__Written problem__:
Transcribe every entry word for word, but skip the images.

__Input rows__:
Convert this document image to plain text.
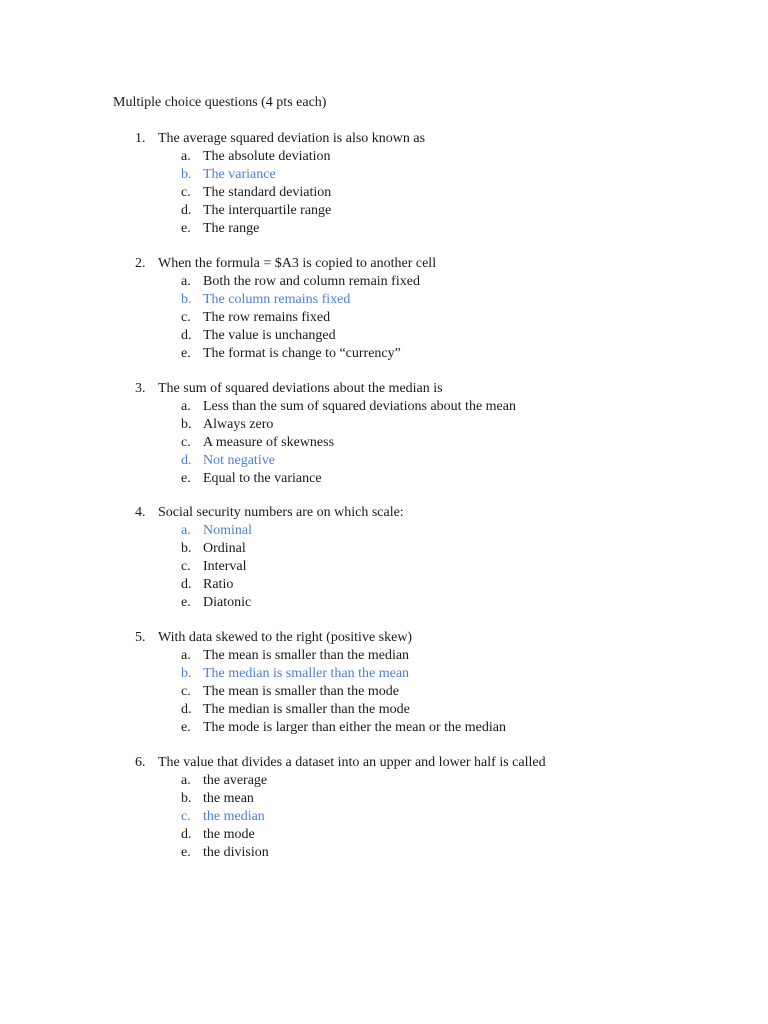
Multiple choice questions (4 pts each)
1. The average squared deviation is also known as
a. The absolute deviation
b. The variance
c. The standard deviation
d. The interquartile range
e. The range
2. When the formula = $A3 is copied to another cell
a. Both the row and column remain fixed
b. The column remains fixed
c. The row remains fixed
d. The value is unchanged
e. The format is change to “currency”
3. The sum of squared deviations about the median is
a. Less than the sum of squared deviations about the mean
b. Always zero
c. A measure of skewness
d. Not negative
e. Equal to the variance
4. Social security numbers are on which scale:
a. Nominal
b. Ordinal
c. Interval
d. Ratio
e. Diatonic
5. With data skewed to the right (positive skew)
a. The mean is smaller than the median
b. The median is smaller than the mean
c. The mean is smaller than the mode
d. The median is smaller than the mode
e. The mode is larger than either the mean or the median
6. The value that divides a dataset into an upper and lower half is called
a. the average
b. the mean
c. the median
d. the mode
e. the division
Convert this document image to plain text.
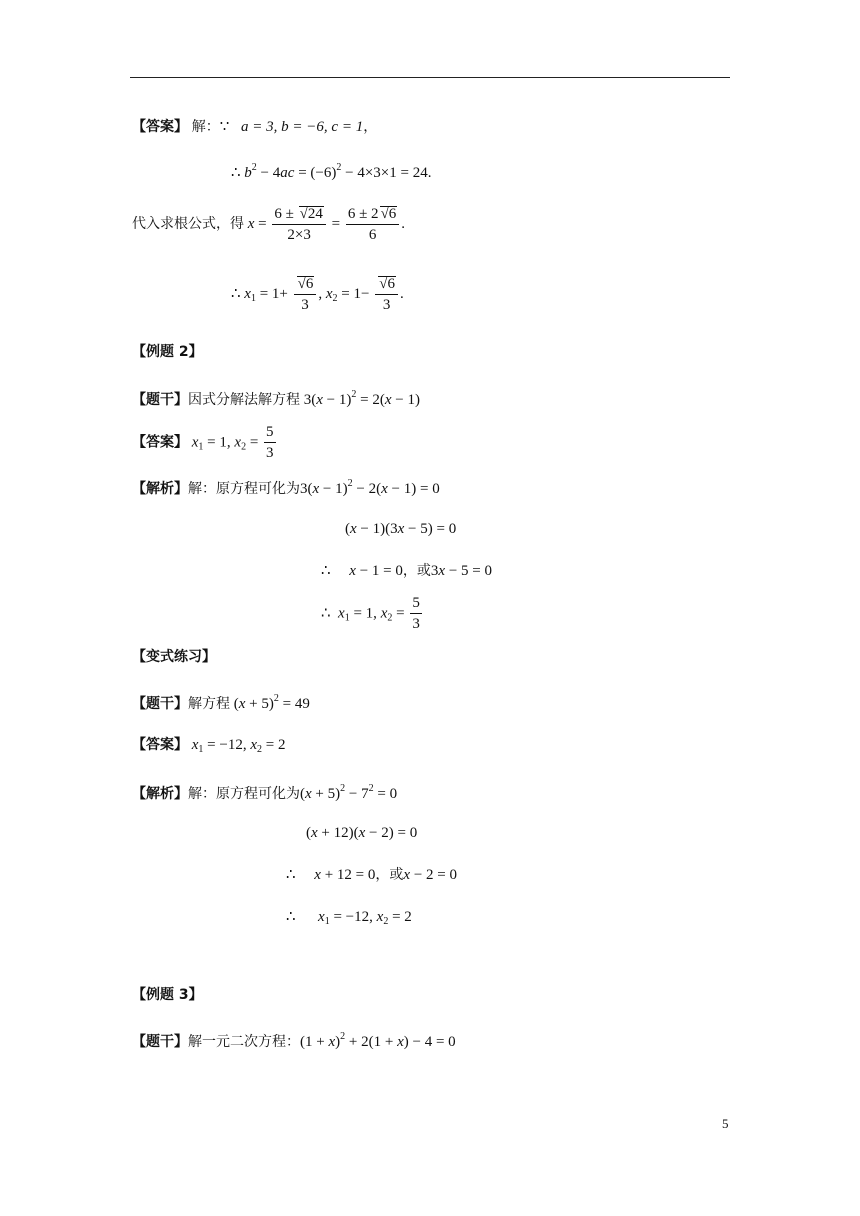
【答案】 解：∵ a = 3, b = −6, c = 1，
∴ $b^2 - 4ac = (-6)^2 - 4\times 3\times 1 = 24$.
代入求根公式，得 $x = \frac{6 \pm √ 24}{2\times 3} = \frac{6 \pm 2 √ 6}{6}$ .
∴ $x_1 = 1+$ √ $\frac{6}{3}$ , $x_2 = 1-$ √ $\frac{6}{3}$ .
【例题 2】
【题干】因式分解法解方程 $3(x - 1)^2 = 2(x - 1)$
【答案】 $x_1 = 1$, $x_2 = \frac{5}{3}$
【解析】解：原方程可化为$3(x - 1)^2 - 2(x - 1) = 0$
(x − 1)(3x − 5) = 0
∴     x − 1 = 0，或3x − 5 = 0
∴  $x_1 = 1$, $x_2 = \frac{5}{3}$
【变式练习】
【题干】解方程 $(x + 5)^2 = 49$
【答案】 $x_1 = -12$, $x_2 = 2$
【解析】解：原方程可化为$(x + 5)^2 - 7^2 = 0$
(x + 12)(x − 2) = 0
∴     x + 12 = 0，或x − 2 = 0
∴      $x_1 = -12$, $x_2 = 2$
【例题 3】
【题干】解一元二次方程：$(1 + x)^2 + 2(1 + x) - 4 = 0$
5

__Correct answer__:
Convert this document image to plain text.
Multiple choice questions (4 pts each)
1. The average squared deviation is also known as
a. The absolute deviation
b. The variance
c. The standard deviation
d. The interquartile range
e. The range
2. When the formula = $A3 is copied to another cell
a. Both the row and column remain fixed
b. The column remains fixed
c. The row remains fixed
d. The value is unchanged
e. The format is change to “currency”
3. The sum of squared deviations about the median is
a. Less than the sum of squared deviations about the mean
b. Always zero
c. A measure of skewness
d. Not negative
e. Equal to the variance
4. Social security numbers are on which scale:
a. Nominal
b. Ordinal
c. Interval
d. Ratio
e. Diatonic
5. With data skewed to the right (positive skew)
a. The mean is smaller than the median
b. The median is smaller than the mean
c. The mean is smaller than the mode
d. The median is smaller than the mode
e. The mode is larger than either the mean or the median
6. The value that divides a dataset into an upper and lower half is called
a. the average
b. the mean
c. the median
d. the mode
e. the division
Convert this document image to plain text.
【答案】 解：∵ a = 3, b = −6, c = 1，
∴ $b^2 - 4ac = (-6)^2 - 4\times 3\times 1 = 24$.
代入求根公式，得 $x = \frac{6 \pm √ 24}{2\times 3} = \frac{6 \pm 2 √ 6}{6}$ .
∴ $x_1 = 1+$ √ $\frac{6}{3}$ , $x_2 = 1-$ √ $\frac{6}{3}$ .
【例题 2】
【题干】因式分解法解方程 $3(x - 1)^2 = 2(x - 1)$
【答案】 $x_1 = 1$, $x_2 = \frac{5}{3}$
【解析】解：原方程可化为$3(x - 1)^2 - 2(x - 1) = 0$
(x − 1)(3x − 5) = 0
∴     x − 1 = 0，或3x − 5 = 0
∴  $x_1 = 1$, $x_2 = \frac{5}{3}$
【变式练习】
【题干】解方程 $(x + 5)^2 = 49$
【答案】 $x_1 = -12$, $x_2 = 2$
【解析】解：原方程可化为$(x + 5)^2 - 7^2 = 0$
(x + 12)(x − 2) = 0
∴     x + 12 = 0，或x − 2 = 0
∴      $x_1 = -12$, $x_2 = 2$
【例题 3】
【题干】解一元二次方程：$(1 + x)^2 + 2(1 + x) - 4 = 0$
5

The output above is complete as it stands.